SHORT EXERCISE: Each record needs to be echoed exactly; can you do that?

[Entries taken from a collection]

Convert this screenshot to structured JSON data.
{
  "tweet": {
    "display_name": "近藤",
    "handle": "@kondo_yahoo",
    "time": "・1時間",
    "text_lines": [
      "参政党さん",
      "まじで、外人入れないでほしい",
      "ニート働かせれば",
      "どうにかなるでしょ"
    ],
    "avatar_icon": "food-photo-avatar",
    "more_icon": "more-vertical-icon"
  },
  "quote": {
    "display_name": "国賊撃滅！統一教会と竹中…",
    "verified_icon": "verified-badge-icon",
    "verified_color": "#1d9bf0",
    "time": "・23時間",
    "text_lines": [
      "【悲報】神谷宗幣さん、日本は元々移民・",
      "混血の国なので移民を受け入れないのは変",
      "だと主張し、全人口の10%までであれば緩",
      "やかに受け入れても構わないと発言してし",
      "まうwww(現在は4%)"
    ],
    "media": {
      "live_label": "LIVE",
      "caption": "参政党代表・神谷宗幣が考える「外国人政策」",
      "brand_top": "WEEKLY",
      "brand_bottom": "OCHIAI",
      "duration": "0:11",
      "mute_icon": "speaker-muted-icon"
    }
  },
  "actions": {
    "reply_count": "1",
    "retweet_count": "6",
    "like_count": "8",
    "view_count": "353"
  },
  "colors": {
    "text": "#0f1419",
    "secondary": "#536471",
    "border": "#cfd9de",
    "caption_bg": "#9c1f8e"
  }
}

WRITTEN ANSWER:
Convert this screenshot to structured JSON data.
{
  "tweet": {
    "display_name": "近藤",
    "handle": "@kondo_yahoo",
    "time": "・1時間",
    "text_lines": [
      "参政党さん",
      "まじで、外人入れないでほしい",
      "ニート働かせれば",
      "どうにかなるでしょ"
    ],
    "avatar_icon": "food-photo-avatar",
    "more_icon": "more-vertical-icon"
  },
  "quote": {
    "display_name": "国賊撃滅！統一教会と竹中…",
    "verified_icon": "verified-badge-icon",
    "verified_color": "#1d9bf0",
    "time": "・23時間",
    "text_lines": [
      "【悲報】神谷宗幣さん、日本は元々移民・",
      "混血の国なので移民を受け入れないのは変",
      "だと主張し、全人口の10%までであれば緩",
      "やかに受け入れても構わないと発言してし",
      "まうwww(現在は4%)"
    ],
    "media": {
      "live_label": "LIVE",
      "caption": "参政党代表・神谷宗幣が考える「外国人政策」",
      "brand_top": "WEEKLY",
      "brand_bottom": "OCHIAI",
      "duration": "0:11",
      "mute_icon": "speaker-muted-icon"
    }
  },
  "actions": {
    "reply_count": "1",
    "retweet_count": "6",
    "like_count": "8",
    "view_count": "353"
  },
  "colors": {
    "text": "#0f1419",
    "secondary": "#536471",
    "border": "#cfd9de",
    "caption_bg": "#9c1f8e"
  }
}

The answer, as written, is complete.